§ **Required work**: Below are some records; reproduce every one of them exactly.

§ **Record set**:
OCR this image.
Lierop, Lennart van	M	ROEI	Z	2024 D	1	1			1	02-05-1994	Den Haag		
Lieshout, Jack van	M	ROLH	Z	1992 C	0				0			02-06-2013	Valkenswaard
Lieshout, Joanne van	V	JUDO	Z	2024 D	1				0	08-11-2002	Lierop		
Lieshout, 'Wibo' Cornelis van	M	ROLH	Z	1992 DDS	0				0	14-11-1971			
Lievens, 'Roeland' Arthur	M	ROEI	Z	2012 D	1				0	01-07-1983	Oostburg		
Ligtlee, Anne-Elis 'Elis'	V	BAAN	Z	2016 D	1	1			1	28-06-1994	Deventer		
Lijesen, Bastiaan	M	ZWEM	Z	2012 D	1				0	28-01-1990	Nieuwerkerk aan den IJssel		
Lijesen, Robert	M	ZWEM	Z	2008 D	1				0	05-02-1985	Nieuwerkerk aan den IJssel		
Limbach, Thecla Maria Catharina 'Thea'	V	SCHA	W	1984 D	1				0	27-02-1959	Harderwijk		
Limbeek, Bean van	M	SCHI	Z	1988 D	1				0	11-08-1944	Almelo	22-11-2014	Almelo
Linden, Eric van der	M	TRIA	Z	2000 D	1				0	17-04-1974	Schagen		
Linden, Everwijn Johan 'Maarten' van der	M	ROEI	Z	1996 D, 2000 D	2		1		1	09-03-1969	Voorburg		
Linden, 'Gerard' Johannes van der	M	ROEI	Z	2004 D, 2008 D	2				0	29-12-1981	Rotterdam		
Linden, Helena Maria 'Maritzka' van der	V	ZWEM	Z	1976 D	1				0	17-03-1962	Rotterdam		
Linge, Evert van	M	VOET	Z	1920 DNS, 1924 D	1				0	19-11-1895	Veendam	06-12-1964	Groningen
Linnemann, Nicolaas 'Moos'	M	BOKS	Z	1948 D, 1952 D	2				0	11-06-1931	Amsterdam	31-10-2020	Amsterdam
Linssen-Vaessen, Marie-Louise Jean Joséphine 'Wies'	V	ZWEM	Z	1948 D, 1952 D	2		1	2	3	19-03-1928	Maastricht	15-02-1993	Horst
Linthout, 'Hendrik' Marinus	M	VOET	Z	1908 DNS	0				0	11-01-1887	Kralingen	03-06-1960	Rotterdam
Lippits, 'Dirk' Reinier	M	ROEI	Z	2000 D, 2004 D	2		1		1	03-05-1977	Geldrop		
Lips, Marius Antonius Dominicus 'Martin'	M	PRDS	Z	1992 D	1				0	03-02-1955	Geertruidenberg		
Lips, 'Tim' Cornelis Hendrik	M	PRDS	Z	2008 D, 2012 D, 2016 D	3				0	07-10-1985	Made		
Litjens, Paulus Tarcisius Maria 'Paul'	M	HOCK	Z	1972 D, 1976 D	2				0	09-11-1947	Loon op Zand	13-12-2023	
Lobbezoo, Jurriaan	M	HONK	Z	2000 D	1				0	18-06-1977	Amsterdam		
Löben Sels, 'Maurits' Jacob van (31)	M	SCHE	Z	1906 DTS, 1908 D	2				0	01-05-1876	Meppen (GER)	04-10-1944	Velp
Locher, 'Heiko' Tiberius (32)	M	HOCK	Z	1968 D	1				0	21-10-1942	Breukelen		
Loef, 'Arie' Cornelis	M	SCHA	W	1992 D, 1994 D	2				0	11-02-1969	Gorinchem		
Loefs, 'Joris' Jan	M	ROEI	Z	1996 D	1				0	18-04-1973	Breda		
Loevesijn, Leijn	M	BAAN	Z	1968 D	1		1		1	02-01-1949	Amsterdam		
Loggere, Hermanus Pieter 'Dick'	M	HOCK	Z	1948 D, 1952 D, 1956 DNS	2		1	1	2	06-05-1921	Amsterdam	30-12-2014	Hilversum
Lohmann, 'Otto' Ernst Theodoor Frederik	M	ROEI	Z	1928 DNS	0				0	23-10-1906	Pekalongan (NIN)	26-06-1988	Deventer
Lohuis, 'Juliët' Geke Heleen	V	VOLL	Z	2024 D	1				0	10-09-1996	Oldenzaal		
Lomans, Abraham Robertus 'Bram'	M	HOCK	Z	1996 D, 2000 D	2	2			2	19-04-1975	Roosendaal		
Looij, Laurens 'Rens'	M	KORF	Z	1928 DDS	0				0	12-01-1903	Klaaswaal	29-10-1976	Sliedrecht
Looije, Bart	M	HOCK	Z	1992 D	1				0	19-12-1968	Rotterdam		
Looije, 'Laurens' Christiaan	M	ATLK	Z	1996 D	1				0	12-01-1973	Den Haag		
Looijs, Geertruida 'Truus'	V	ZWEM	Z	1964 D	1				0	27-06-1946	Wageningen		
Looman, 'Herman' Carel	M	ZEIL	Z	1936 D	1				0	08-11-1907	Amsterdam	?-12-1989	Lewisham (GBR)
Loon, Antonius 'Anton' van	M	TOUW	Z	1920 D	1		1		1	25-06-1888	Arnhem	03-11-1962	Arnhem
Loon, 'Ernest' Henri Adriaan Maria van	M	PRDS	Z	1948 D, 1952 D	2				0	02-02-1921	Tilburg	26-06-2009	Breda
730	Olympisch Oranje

§ **Reply to the exercise**:
OCR this image.
Lierop, Lennart van	M	ROEI	Z	2024 D	1	1			1	02-05-1994	Den Haag		
Lieshout, Jack van	M	ROLH	Z	1992 C	0				0			02-06-2013	Valkenswaard
Lieshout, Joanne van	V	JUDO	Z	2024 D	1				0	08-11-2002	Lierop		
Lieshout, 'Wibo' Cornelis van	M	ROLH	Z	1992 DDS	0				0	14-11-1971			
Lievens, 'Roeland' Arthur	M	ROEI	Z	2012 D	1				0	01-07-1983	Oostburg		
Ligtlee, Anne-Elis 'Elis'	V	BAAN	Z	2016 D	1	1			1	28-06-1994	Deventer		
Lijesen, Bastiaan	M	ZWEM	Z	2012 D	1				0	28-01-1990	Nieuwerkerk aan den IJssel		
Lijesen, Robert	M	ZWEM	Z	2008 D	1				0	05-02-1985	Nieuwerkerk aan den IJssel		
Limbach, Thecla Maria Catharina 'Thea'	V	SCHA	W	1984 D	1				0	27-02-1959	Harderwijk		
Limbeek, Bean van	M	SCHI	Z	1988 D	1				0	11-08-1944	Almelo	22-11-2014	Almelo
Linden, Eric van der	M	TRIA	Z	2000 D	1				0	17-04-1974	Schagen		
Linden, Everwijn Johan 'Maarten' van der	M	ROEI	Z	1996 D, 2000 D	2		1		1	09-03-1969	Voorburg		
Linden, 'Gerard' Johannes van der	M	ROEI	Z	2004 D, 2008 D	2				0	29-12-1981	Rotterdam		
Linden, Helena Maria 'Maritzka' van der	V	ZWEM	Z	1976 D	1				0	17-03-1962	Rotterdam		
Linge, Evert van	M	VOET	Z	1920 DNS, 1924 D	1				0	19-11-1895	Veendam	06-12-1964	Groningen
Linnemann, Nicolaas 'Moos'	M	BOKS	Z	1948 D, 1952 D	2				0	11-06-1931	Amsterdam	31-10-2020	Amsterdam
Linssen-Vaessen, Marie-Louise Jean Joséphine 'Wies'	V	ZWEM	Z	1948 D, 1952 D	2		1	2	3	19-03-1928	Maastricht	15-02-1993	Horst
Linthout, 'Hendrik' Marinus	M	VOET	Z	1908 DNS	0				0	11-01-1887	Kralingen	03-06-1960	Rotterdam
Lippits, 'Dirk' Reinier	M	ROEI	Z	2000 D, 2004 D	2		1		1	03-05-1977	Geldrop		
Lips, Marius Antonius Dominicus 'Martin'	M	PRDS	Z	1992 D	1				0	03-02-1955	Geertruidenberg		
Lips, 'Tim' Cornelis Hendrik	M	PRDS	Z	2008 D, 2012 D, 2016 D	3				0	07-10-1985	Made		
Litjens, Paulus Tarcisius Maria 'Paul'	M	HOCK	Z	1972 D, 1976 D	2				0	09-11-1947	Loon op Zand	13-12-2023	
Lobbezoo, Jurriaan	M	HONK	Z	2000 D	1				0	18-06-1977	Amsterdam		
Löben Sels, 'Maurits' Jacob van (31)	M	SCHE	Z	1906 DTS, 1908 D	2				0	01-05-1876	Meppen (GER)	04-10-1944	Velp
Locher, 'Heiko' Tiberius (32)	M	HOCK	Z	1968 D	1				0	21-10-1942	Breukelen		
Loef, 'Arie' Cornelis	M	SCHA	W	1992 D, 1994 D	2				0	11-02-1969	Gorinchem		
Loefs, 'Joris' Jan	M	ROEI	Z	1996 D	1				0	18-04-1973	Breda		
Loevesijn, Leijn	M	BAAN	Z	1968 D	1		1		1	02-01-1949	Amsterdam		
Loggere, Hermanus Pieter 'Dick'	M	HOCK	Z	1948 D, 1952 D, 1956 DNS	2		1	1	2	06-05-1921	Amsterdam	30-12-2014	Hilversum
Lohmann, 'Otto' Ernst Theodoor Frederik	M	ROEI	Z	1928 DNS	0				0	23-10-1906	Pekalongan (NIN)	26-06-1988	Deventer
Lohuis, 'Juliët' Geke Heleen	V	VOLL	Z	2024 D	1				0	10-09-1996	Oldenzaal		
Lomans, Abraham Robertus 'Bram'	M	HOCK	Z	1996 D, 2000 D	2	2			2	19-04-1975	Roosendaal		
Looij, Laurens 'Rens'	M	KORF	Z	1928 DDS	0				0	12-01-1903	Klaaswaal	29-10-1976	Sliedrecht
Looije, Bart	M	HOCK	Z	1992 D	1				0	19-12-1968	Rotterdam		
Looije, 'Laurens' Christiaan	M	ATLK	Z	1996 D	1				0	12-01-1973	Den Haag		
Looijs, Geertruida 'Truus'	V	ZWEM	Z	1964 D	1				0	27-06-1946	Wageningen		
Looman, 'Herman' Carel	M	ZEIL	Z	1936 D	1				0	08-11-1907	Amsterdam	?-12-1989	Lewisham (GBR)
Loon, Antonius 'Anton' van	M	TOUW	Z	1920 D	1		1		1	25-06-1888	Arnhem	03-11-1962	Arnhem
Loon, 'Ernest' Henri Adriaan Maria van	M	PRDS	Z	1948 D, 1952 D	2				0	02-02-1921	Tilburg	26-06-2009	Breda
730	Olympisch Oranje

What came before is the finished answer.